■ EXERCISE ■
Could you write out every entry exactly as it stands?
--- Begin ---
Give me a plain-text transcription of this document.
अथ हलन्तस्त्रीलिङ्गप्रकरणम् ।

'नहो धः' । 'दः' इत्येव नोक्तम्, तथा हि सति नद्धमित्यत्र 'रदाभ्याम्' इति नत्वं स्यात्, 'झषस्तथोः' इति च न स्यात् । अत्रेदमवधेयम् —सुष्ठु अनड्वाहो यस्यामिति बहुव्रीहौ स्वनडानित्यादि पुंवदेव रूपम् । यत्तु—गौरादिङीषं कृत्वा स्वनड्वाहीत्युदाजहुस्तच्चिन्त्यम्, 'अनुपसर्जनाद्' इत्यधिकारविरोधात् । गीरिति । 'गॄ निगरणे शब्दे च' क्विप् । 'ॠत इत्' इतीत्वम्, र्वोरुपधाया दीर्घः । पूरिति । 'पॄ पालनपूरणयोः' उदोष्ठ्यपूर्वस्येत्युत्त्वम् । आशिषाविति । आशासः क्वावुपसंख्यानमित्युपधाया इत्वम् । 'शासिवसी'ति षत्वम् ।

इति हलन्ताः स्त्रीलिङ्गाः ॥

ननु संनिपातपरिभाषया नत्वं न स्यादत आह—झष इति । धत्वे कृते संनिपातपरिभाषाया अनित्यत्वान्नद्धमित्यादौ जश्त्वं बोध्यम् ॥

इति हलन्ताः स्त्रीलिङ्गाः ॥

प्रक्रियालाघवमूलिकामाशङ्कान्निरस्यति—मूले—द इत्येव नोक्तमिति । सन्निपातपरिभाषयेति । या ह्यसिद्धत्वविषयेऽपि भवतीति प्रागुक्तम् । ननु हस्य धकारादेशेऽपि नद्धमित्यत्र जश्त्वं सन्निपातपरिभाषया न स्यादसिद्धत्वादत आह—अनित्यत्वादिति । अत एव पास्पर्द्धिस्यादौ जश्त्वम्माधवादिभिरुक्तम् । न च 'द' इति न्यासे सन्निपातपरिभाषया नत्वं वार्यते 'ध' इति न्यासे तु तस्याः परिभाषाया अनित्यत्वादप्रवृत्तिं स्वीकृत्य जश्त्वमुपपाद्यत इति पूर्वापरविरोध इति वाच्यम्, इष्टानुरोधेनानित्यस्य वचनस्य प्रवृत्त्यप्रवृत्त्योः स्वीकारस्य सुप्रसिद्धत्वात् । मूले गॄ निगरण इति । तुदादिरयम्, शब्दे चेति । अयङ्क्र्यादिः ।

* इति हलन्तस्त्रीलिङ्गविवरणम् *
--- End ---
■ OUTPUT ■
Give me a plain-text transcription of this document.
अथ हलन्तस्त्रीलिङ्गप्रकरणम् ।

'नहो धः' । 'दः' इत्येव नोक्तम्, तथा हि सति नद्धमित्यत्र 'रदाभ्याम्' इति नत्वं स्यात्, 'झषस्तथोः' इति च न स्यात् । अत्रेदमवधेयम् —सुष्ठु अनड्वाहो यस्यामिति बहुव्रीहौ स्वनडानित्यादि पुंवदेव रूपम् । यत्तु—गौरादिङीषं कृत्वा स्वनड्वाहीत्युदाजहुस्तच्चिन्त्यम्, 'अनुपसर्जनाद्' इत्यधिकारविरोधात् । गीरिति । 'गॄ निगरणे शब्दे च' क्विप् । 'ॠत इत्' इतीत्वम्, र्वोरुपधाया दीर्घः । पूरिति । 'पॄ पालनपूरणयोः' उदोष्ठ्यपूर्वस्येत्युत्त्वम् । आशिषाविति । आशासः क्वावुपसंख्यानमित्युपधाया इत्वम् । 'शासिवसी'ति षत्वम् ।

इति हलन्ताः स्त्रीलिङ्गाः ॥

ननु संनिपातपरिभाषया नत्वं न स्यादत आह—झष इति । धत्वे कृते संनिपातपरिभाषाया अनित्यत्वान्नद्धमित्यादौ जश्त्वं बोध्यम् ॥

इति हलन्ताः स्त्रीलिङ्गाः ॥

प्रक्रियालाघवमूलिकामाशङ्कान्निरस्यति—मूले—द इत्येव नोक्तमिति । सन्निपातपरिभाषयेति । या ह्यसिद्धत्वविषयेऽपि भवतीति प्रागुक्तम् । ननु हस्य धकारादेशेऽपि नद्धमित्यत्र जश्त्वं सन्निपातपरिभाषया न स्यादसिद्धत्वादत आह—अनित्यत्वादिति । अत एव पास्पर्द्धिस्यादौ जश्त्वम्माधवादिभिरुक्तम् । न च 'द' इति न्यासे सन्निपातपरिभाषया नत्वं वार्यते 'ध' इति न्यासे तु तस्याः परिभाषाया अनित्यत्वादप्रवृत्तिं स्वीकृत्य जश्त्वमुपपाद्यत इति पूर्वापरविरोध इति वाच्यम्, इष्टानुरोधेनानित्यस्य वचनस्य प्रवृत्त्यप्रवृत्त्योः स्वीकारस्य सुप्रसिद्धत्वात् । मूले गॄ निगरण इति । तुदादिरयम्, शब्दे चेति । अयङ्क्र्यादिः ।

* इति हलन्तस्त्रीलिङ्गविवरणम् *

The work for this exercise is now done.